_What is asked:_
State how many lines in the listing below include the word "JSON", and add nothing besides the number.

_Input:_
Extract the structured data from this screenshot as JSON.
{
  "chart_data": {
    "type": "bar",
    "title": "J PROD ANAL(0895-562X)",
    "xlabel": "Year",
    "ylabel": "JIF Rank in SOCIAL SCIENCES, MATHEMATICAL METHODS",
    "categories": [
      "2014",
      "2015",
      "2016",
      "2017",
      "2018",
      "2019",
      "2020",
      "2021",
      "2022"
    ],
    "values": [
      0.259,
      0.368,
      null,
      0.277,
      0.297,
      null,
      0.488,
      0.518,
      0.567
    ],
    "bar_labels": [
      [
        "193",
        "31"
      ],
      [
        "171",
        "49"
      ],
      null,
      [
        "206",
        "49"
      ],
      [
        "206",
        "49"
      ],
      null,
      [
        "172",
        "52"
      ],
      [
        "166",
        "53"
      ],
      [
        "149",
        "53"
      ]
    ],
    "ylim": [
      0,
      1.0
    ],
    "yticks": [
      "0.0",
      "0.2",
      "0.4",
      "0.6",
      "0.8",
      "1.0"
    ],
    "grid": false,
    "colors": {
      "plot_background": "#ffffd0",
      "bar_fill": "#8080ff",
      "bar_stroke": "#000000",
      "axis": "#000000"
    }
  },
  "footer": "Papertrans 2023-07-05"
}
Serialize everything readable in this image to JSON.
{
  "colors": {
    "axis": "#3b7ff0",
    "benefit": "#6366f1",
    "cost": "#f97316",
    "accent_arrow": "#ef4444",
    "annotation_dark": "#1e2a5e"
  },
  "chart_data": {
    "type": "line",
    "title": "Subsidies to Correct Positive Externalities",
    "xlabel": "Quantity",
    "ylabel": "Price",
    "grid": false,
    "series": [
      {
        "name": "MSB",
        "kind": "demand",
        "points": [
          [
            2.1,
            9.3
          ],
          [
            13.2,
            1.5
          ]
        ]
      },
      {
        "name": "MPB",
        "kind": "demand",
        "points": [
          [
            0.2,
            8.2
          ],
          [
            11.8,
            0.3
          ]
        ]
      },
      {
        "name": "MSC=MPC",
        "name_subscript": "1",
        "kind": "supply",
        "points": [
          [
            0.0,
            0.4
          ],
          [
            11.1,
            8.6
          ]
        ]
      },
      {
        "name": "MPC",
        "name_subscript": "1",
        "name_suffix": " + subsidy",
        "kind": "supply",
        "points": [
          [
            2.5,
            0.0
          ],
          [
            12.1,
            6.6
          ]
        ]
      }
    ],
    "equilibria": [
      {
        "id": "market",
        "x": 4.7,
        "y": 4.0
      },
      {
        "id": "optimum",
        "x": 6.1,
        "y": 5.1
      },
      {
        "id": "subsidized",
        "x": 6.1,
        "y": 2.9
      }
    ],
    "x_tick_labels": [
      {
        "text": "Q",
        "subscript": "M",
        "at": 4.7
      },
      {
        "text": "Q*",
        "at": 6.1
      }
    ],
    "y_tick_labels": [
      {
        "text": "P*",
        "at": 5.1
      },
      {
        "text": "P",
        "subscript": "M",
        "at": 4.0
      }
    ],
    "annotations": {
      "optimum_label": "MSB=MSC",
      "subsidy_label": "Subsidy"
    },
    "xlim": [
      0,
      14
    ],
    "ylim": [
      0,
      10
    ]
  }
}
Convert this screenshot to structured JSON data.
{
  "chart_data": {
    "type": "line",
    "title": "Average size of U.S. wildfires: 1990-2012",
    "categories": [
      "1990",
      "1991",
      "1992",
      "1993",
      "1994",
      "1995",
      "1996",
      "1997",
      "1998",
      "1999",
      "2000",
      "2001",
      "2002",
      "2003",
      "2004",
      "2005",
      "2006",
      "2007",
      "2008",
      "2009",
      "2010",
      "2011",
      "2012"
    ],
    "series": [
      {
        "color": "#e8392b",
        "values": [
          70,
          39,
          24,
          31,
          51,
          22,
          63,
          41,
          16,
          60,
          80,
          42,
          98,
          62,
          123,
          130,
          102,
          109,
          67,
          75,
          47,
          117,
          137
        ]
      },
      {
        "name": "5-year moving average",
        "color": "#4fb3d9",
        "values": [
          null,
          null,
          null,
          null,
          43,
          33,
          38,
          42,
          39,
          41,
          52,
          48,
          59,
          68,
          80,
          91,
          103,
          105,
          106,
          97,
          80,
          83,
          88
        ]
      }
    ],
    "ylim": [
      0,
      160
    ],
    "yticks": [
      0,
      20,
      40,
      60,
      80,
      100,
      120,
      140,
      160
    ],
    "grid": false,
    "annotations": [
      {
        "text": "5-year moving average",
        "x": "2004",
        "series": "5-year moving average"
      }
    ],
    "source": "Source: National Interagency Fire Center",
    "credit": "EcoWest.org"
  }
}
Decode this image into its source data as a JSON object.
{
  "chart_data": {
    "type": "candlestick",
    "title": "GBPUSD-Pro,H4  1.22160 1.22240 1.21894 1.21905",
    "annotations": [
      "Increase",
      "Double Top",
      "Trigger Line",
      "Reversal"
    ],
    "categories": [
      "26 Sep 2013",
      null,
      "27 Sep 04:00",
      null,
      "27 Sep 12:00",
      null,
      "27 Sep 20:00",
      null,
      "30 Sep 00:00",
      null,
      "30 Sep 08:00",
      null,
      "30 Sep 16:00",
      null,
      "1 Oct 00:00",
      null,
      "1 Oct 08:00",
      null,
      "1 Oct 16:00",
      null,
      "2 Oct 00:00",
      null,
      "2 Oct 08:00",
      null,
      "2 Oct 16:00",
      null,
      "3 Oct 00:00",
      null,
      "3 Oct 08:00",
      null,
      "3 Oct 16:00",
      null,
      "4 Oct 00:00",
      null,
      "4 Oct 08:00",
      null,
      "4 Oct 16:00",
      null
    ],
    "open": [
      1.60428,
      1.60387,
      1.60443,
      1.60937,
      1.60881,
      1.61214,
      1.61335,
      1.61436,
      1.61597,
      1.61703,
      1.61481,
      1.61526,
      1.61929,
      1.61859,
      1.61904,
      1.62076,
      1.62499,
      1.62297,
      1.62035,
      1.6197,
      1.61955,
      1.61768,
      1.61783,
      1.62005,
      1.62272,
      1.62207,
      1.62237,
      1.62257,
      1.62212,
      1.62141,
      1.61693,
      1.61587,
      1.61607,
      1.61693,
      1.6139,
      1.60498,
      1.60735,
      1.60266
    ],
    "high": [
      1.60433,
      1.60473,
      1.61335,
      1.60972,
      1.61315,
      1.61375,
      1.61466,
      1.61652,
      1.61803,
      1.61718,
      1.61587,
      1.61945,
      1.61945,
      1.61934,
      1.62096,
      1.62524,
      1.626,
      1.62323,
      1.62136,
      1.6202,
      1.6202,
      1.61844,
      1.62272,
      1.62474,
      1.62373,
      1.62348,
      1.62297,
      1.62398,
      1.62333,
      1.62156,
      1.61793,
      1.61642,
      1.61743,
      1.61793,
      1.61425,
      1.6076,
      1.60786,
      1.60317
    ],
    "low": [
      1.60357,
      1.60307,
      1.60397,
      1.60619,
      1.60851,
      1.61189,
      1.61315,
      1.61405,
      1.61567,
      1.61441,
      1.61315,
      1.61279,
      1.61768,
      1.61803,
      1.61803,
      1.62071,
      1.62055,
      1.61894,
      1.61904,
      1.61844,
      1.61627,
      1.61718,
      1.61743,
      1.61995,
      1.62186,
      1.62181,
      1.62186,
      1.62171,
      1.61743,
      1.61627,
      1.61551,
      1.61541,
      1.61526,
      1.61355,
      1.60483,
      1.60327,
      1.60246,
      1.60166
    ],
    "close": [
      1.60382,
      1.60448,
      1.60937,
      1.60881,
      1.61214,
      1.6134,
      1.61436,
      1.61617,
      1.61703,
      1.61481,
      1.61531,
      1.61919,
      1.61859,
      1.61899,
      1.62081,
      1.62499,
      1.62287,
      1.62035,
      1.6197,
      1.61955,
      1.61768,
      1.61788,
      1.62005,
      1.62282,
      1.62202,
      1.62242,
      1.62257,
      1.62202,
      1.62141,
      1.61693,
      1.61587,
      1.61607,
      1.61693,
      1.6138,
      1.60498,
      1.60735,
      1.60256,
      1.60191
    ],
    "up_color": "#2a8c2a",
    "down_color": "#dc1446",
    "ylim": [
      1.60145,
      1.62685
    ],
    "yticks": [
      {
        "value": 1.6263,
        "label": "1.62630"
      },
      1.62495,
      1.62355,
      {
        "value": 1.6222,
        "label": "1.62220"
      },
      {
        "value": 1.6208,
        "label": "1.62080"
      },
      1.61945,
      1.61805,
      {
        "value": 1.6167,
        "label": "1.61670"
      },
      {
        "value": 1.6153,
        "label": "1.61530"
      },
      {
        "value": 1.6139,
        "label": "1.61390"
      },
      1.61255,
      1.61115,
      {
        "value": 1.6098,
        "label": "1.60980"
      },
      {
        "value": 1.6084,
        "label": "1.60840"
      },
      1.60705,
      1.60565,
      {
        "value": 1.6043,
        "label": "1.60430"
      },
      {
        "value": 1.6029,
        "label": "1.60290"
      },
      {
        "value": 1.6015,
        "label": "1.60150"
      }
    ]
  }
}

_Answer to the exercise:_
4